— Begin Extracted entries —

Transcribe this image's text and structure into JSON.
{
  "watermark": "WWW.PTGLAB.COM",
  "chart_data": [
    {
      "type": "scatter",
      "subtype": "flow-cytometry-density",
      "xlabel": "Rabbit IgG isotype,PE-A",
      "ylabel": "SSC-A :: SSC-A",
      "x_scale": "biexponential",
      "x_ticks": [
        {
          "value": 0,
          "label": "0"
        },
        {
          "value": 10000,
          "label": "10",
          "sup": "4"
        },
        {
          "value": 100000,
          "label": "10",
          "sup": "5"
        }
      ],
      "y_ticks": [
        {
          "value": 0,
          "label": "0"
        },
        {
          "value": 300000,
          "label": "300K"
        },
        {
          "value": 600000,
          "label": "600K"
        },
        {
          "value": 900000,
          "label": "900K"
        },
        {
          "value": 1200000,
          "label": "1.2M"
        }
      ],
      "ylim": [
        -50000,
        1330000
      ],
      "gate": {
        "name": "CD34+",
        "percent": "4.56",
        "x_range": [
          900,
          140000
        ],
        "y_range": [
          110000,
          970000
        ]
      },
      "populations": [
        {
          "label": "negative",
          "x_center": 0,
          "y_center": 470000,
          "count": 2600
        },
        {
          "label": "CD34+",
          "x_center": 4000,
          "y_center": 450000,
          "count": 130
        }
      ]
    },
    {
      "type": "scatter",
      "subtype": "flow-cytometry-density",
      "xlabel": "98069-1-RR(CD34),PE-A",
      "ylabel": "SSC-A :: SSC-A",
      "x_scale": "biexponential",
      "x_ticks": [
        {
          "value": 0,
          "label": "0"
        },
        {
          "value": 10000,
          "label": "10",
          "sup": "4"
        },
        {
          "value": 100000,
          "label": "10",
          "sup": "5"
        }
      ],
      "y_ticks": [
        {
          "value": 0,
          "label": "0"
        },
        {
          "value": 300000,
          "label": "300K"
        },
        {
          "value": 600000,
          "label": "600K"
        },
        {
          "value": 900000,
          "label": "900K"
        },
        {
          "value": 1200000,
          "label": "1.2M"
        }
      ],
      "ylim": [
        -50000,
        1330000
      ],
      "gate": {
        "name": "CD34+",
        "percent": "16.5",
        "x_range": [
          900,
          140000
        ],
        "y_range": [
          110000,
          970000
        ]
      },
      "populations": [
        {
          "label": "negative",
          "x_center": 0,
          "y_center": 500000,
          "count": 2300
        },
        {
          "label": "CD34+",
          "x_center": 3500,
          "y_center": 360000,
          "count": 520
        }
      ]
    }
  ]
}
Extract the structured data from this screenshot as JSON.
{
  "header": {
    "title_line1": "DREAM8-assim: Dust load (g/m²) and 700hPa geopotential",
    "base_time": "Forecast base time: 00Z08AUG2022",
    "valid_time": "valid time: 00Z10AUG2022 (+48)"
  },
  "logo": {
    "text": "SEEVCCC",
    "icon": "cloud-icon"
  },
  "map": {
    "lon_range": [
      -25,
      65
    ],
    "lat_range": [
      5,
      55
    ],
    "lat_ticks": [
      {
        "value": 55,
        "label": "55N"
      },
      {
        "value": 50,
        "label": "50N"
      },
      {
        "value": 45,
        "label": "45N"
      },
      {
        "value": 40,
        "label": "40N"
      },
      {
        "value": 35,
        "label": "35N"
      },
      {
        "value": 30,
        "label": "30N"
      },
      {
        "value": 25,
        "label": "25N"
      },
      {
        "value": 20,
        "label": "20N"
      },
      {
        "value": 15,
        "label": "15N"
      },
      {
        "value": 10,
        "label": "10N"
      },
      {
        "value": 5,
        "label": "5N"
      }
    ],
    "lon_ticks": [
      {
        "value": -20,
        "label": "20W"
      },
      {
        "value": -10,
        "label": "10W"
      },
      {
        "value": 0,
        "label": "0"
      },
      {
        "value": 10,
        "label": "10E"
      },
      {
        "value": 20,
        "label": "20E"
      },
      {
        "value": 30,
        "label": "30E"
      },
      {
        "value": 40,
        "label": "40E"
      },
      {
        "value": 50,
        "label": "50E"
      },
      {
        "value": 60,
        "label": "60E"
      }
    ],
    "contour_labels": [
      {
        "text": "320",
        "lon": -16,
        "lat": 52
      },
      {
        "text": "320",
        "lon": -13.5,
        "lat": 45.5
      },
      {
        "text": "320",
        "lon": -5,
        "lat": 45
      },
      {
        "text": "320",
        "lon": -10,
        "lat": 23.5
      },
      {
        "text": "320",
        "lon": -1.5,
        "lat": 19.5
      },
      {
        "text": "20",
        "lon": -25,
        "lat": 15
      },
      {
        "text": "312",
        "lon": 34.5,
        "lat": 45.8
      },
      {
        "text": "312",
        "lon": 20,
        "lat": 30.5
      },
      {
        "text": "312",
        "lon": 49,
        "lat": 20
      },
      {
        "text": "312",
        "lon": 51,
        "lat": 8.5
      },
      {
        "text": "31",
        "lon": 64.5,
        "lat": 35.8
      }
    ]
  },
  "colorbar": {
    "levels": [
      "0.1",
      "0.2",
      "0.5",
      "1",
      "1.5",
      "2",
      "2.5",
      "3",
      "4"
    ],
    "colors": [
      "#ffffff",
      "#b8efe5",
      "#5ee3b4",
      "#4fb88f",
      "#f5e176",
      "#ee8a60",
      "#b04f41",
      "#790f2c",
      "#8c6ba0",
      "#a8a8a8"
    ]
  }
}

— End Extracted entries —

Repeat the records exactly, including every line.

Transcribe this image's text and structure into JSON.
{
  "watermark": "WWW.PTGLAB.COM",
  "chart_data": [
    {
      "type": "scatter",
      "subtype": "flow-cytometry-density",
      "xlabel": "Rabbit IgG isotype,PE-A",
      "ylabel": "SSC-A :: SSC-A",
      "x_scale": "biexponential",
      "x_ticks": [
        {
          "value": 0,
          "label": "0"
        },
        {
          "value": 10000,
          "label": "10",
          "sup": "4"
        },
        {
          "value": 100000,
          "label": "10",
          "sup": "5"
        }
      ],
      "y_ticks": [
        {
          "value": 0,
          "label": "0"
        },
        {
          "value": 300000,
          "label": "300K"
        },
        {
          "value": 600000,
          "label": "600K"
        },
        {
          "value": 900000,
          "label": "900K"
        },
        {
          "value": 1200000,
          "label": "1.2M"
        }
      ],
      "ylim": [
        -50000,
        1330000
      ],
      "gate": {
        "name": "CD34+",
        "percent": "4.56",
        "x_range": [
          900,
          140000
        ],
        "y_range": [
          110000,
          970000
        ]
      },
      "populations": [
        {
          "label": "negative",
          "x_center": 0,
          "y_center": 470000,
          "count": 2600
        },
        {
          "label": "CD34+",
          "x_center": 4000,
          "y_center": 450000,
          "count": 130
        }
      ]
    },
    {
      "type": "scatter",
      "subtype": "flow-cytometry-density",
      "xlabel": "98069-1-RR(CD34),PE-A",
      "ylabel": "SSC-A :: SSC-A",
      "x_scale": "biexponential",
      "x_ticks": [
        {
          "value": 0,
          "label": "0"
        },
        {
          "value": 10000,
          "label": "10",
          "sup": "4"
        },
        {
          "value": 100000,
          "label": "10",
          "sup": "5"
        }
      ],
      "y_ticks": [
        {
          "value": 0,
          "label": "0"
        },
        {
          "value": 300000,
          "label": "300K"
        },
        {
          "value": 600000,
          "label": "600K"
        },
        {
          "value": 900000,
          "label": "900K"
        },
        {
          "value": 1200000,
          "label": "1.2M"
        }
      ],
      "ylim": [
        -50000,
        1330000
      ],
      "gate": {
        "name": "CD34+",
        "percent": "16.5",
        "x_range": [
          900,
          140000
        ],
        "y_range": [
          110000,
          970000
        ]
      },
      "populations": [
        {
          "label": "negative",
          "x_center": 0,
          "y_center": 500000,
          "count": 2300
        },
        {
          "label": "CD34+",
          "x_center": 3500,
          "y_center": 360000,
          "count": 520
        }
      ]
    }
  ]
}
Extract the structured data from this screenshot as JSON.
{
  "header": {
    "title_line1": "DREAM8-assim: Dust load (g/m²) and 700hPa geopotential",
    "base_time": "Forecast base time: 00Z08AUG2022",
    "valid_time": "valid time: 00Z10AUG2022 (+48)"
  },
  "logo": {
    "text": "SEEVCCC",
    "icon": "cloud-icon"
  },
  "map": {
    "lon_range": [
      -25,
      65
    ],
    "lat_range": [
      5,
      55
    ],
    "lat_ticks": [
      {
        "value": 55,
        "label": "55N"
      },
      {
        "value": 50,
        "label": "50N"
      },
      {
        "value": 45,
        "label": "45N"
      },
      {
        "value": 40,
        "label": "40N"
      },
      {
        "value": 35,
        "label": "35N"
      },
      {
        "value": 30,
        "label": "30N"
      },
      {
        "value": 25,
        "label": "25N"
      },
      {
        "value": 20,
        "label": "20N"
      },
      {
        "value": 15,
        "label": "15N"
      },
      {
        "value": 10,
        "label": "10N"
      },
      {
        "value": 5,
        "label": "5N"
      }
    ],
    "lon_ticks": [
      {
        "value": -20,
        "label": "20W"
      },
      {
        "value": -10,
        "label": "10W"
      },
      {
        "value": 0,
        "label": "0"
      },
      {
        "value": 10,
        "label": "10E"
      },
      {
        "value": 20,
        "label": "20E"
      },
      {
        "value": 30,
        "label": "30E"
      },
      {
        "value": 40,
        "label": "40E"
      },
      {
        "value": 50,
        "label": "50E"
      },
      {
        "value": 60,
        "label": "60E"
      }
    ],
    "contour_labels": [
      {
        "text": "320",
        "lon": -16,
        "lat": 52
      },
      {
        "text": "320",
        "lon": -13.5,
        "lat": 45.5
      },
      {
        "text": "320",
        "lon": -5,
        "lat": 45
      },
      {
        "text": "320",
        "lon": -10,
        "lat": 23.5
      },
      {
        "text": "320",
        "lon": -1.5,
        "lat": 19.5
      },
      {
        "text": "20",
        "lon": -25,
        "lat": 15
      },
      {
        "text": "312",
        "lon": 34.5,
        "lat": 45.8
      },
      {
        "text": "312",
        "lon": 20,
        "lat": 30.5
      },
      {
        "text": "312",
        "lon": 49,
        "lat": 20
      },
      {
        "text": "312",
        "lon": 51,
        "lat": 8.5
      },
      {
        "text": "31",
        "lon": 64.5,
        "lat": 35.8
      }
    ]
  },
  "colorbar": {
    "levels": [
      "0.1",
      "0.2",
      "0.5",
      "1",
      "1.5",
      "2",
      "2.5",
      "3",
      "4"
    ],
    "colors": [
      "#ffffff",
      "#b8efe5",
      "#5ee3b4",
      "#4fb88f",
      "#f5e176",
      "#ee8a60",
      "#b04f41",
      "#790f2c",
      "#8c6ba0",
      "#a8a8a8"
    ]
  }
}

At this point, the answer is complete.